STATED TASK - Every entry here needs to be repeated exactly.

── THE RECORDS

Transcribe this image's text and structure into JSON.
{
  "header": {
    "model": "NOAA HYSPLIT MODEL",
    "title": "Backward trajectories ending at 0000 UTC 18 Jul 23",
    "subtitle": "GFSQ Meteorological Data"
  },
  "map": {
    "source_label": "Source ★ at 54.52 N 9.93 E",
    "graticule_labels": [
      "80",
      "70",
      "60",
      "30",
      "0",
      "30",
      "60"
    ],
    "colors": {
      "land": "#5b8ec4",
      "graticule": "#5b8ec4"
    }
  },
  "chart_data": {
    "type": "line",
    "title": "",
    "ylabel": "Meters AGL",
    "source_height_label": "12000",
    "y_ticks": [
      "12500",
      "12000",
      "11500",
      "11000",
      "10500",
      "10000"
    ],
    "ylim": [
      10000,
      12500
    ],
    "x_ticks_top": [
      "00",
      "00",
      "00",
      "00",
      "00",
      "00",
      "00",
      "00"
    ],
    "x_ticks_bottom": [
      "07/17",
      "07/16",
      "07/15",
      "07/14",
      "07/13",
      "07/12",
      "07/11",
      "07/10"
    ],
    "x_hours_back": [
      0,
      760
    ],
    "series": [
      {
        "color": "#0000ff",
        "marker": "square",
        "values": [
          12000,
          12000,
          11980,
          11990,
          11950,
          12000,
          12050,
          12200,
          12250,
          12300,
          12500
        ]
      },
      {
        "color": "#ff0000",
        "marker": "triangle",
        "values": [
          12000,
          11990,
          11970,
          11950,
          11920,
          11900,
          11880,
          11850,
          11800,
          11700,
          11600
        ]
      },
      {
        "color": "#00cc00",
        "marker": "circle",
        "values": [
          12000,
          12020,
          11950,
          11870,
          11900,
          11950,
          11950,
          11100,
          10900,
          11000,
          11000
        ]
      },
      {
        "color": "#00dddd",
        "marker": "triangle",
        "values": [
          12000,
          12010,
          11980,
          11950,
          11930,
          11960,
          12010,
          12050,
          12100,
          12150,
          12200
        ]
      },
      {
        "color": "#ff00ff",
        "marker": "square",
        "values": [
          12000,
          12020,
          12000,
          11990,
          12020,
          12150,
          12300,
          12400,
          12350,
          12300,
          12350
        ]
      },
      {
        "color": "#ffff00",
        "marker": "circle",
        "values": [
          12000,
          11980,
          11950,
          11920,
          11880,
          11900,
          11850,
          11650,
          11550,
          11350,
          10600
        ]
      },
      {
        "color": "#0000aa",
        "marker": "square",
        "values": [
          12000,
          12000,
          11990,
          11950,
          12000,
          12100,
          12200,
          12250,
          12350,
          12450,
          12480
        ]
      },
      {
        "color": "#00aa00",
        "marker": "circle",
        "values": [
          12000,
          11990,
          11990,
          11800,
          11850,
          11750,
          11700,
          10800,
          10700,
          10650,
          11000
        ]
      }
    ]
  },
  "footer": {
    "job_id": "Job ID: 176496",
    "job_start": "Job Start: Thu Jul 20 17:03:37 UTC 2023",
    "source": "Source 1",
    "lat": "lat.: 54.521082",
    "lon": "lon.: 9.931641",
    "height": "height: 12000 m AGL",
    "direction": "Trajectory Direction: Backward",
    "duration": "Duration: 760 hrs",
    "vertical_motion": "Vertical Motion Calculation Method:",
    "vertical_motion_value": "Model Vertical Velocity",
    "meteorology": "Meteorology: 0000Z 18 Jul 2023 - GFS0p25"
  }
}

────

EXPECTED OUTPUT -
Transcribe this image's text and structure into JSON.
{
  "header": {
    "model": "NOAA HYSPLIT MODEL",
    "title": "Backward trajectories ending at 0000 UTC 18 Jul 23",
    "subtitle": "GFSQ Meteorological Data"
  },
  "map": {
    "source_label": "Source ★ at 54.52 N 9.93 E",
    "graticule_labels": [
      "80",
      "70",
      "60",
      "30",
      "0",
      "30",
      "60"
    ],
    "colors": {
      "land": "#5b8ec4",
      "graticule": "#5b8ec4"
    }
  },
  "chart_data": {
    "type": "line",
    "title": "",
    "ylabel": "Meters AGL",
    "source_height_label": "12000",
    "y_ticks": [
      "12500",
      "12000",
      "11500",
      "11000",
      "10500",
      "10000"
    ],
    "ylim": [
      10000,
      12500
    ],
    "x_ticks_top": [
      "00",
      "00",
      "00",
      "00",
      "00",
      "00",
      "00",
      "00"
    ],
    "x_ticks_bottom": [
      "07/17",
      "07/16",
      "07/15",
      "07/14",
      "07/13",
      "07/12",
      "07/11",
      "07/10"
    ],
    "x_hours_back": [
      0,
      760
    ],
    "series": [
      {
        "color": "#0000ff",
        "marker": "square",
        "values": [
          12000,
          12000,
          11980,
          11990,
          11950,
          12000,
          12050,
          12200,
          12250,
          12300,
          12500
        ]
      },
      {
        "color": "#ff0000",
        "marker": "triangle",
        "values": [
          12000,
          11990,
          11970,
          11950,
          11920,
          11900,
          11880,
          11850,
          11800,
          11700,
          11600
        ]
      },
      {
        "color": "#00cc00",
        "marker": "circle",
        "values": [
          12000,
          12020,
          11950,
          11870,
          11900,
          11950,
          11950,
          11100,
          10900,
          11000,
          11000
        ]
      },
      {
        "color": "#00dddd",
        "marker": "triangle",
        "values": [
          12000,
          12010,
          11980,
          11950,
          11930,
          11960,
          12010,
          12050,
          12100,
          12150,
          12200
        ]
      },
      {
        "color": "#ff00ff",
        "marker": "square",
        "values": [
          12000,
          12020,
          12000,
          11990,
          12020,
          12150,
          12300,
          12400,
          12350,
          12300,
          12350
        ]
      },
      {
        "color": "#ffff00",
        "marker": "circle",
        "values": [
          12000,
          11980,
          11950,
          11920,
          11880,
          11900,
          11850,
          11650,
          11550,
          11350,
          10600
        ]
      },
      {
        "color": "#0000aa",
        "marker": "square",
        "values": [
          12000,
          12000,
          11990,
          11950,
          12000,
          12100,
          12200,
          12250,
          12350,
          12450,
          12480
        ]
      },
      {
        "color": "#00aa00",
        "marker": "circle",
        "values": [
          12000,
          11990,
          11990,
          11800,
          11850,
          11750,
          11700,
          10800,
          10700,
          10650,
          11000
        ]
      }
    ]
  },
  "footer": {
    "job_id": "Job ID: 176496",
    "job_start": "Job Start: Thu Jul 20 17:03:37 UTC 2023",
    "source": "Source 1",
    "lat": "lat.: 54.521082",
    "lon": "lon.: 9.931641",
    "height": "height: 12000 m AGL",
    "direction": "Trajectory Direction: Backward",
    "duration": "Duration: 760 hrs",
    "vertical_motion": "Vertical Motion Calculation Method:",
    "vertical_motion_value": "Model Vertical Velocity",
    "meteorology": "Meteorology: 0000Z 18 Jul 2023 - GFS0p25"
  }
}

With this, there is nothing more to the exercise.